Records for the task:
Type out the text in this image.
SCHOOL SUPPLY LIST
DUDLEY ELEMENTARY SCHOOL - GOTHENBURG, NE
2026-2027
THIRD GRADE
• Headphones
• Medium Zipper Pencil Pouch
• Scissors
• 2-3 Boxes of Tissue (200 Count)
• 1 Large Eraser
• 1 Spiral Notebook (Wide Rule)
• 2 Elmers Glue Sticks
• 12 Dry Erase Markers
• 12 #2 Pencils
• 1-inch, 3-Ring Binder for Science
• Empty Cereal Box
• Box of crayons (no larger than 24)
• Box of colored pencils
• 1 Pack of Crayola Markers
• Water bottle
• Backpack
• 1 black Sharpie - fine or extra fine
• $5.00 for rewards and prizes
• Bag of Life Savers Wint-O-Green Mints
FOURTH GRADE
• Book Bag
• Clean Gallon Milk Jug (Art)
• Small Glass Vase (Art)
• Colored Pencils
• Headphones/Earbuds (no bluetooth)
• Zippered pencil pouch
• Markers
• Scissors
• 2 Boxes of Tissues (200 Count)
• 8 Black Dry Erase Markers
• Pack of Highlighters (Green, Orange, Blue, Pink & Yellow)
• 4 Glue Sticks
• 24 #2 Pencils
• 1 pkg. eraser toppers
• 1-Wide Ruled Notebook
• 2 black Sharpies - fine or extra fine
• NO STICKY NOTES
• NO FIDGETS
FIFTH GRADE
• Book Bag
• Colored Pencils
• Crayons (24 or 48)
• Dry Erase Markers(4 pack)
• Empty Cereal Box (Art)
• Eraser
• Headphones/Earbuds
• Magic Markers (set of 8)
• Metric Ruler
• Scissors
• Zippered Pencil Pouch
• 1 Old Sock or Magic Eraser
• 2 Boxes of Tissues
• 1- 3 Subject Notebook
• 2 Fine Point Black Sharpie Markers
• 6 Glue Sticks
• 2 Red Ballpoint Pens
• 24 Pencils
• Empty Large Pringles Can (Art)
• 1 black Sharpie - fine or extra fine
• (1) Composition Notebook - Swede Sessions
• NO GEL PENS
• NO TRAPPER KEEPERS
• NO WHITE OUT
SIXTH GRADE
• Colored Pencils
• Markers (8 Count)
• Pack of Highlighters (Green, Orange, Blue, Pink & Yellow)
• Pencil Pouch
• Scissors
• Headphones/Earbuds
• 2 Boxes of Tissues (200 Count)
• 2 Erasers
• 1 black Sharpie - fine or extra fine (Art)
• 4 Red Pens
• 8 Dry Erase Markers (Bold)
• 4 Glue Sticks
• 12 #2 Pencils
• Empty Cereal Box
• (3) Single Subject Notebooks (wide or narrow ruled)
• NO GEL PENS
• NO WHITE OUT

Challenge:
Pick each line holding the word "Glue" out of the data and copy it.

Exercise output:
• 2 Elmers Glue Sticks
• 4 Glue Sticks
• 6 Glue Sticks
• 4 Glue Sticks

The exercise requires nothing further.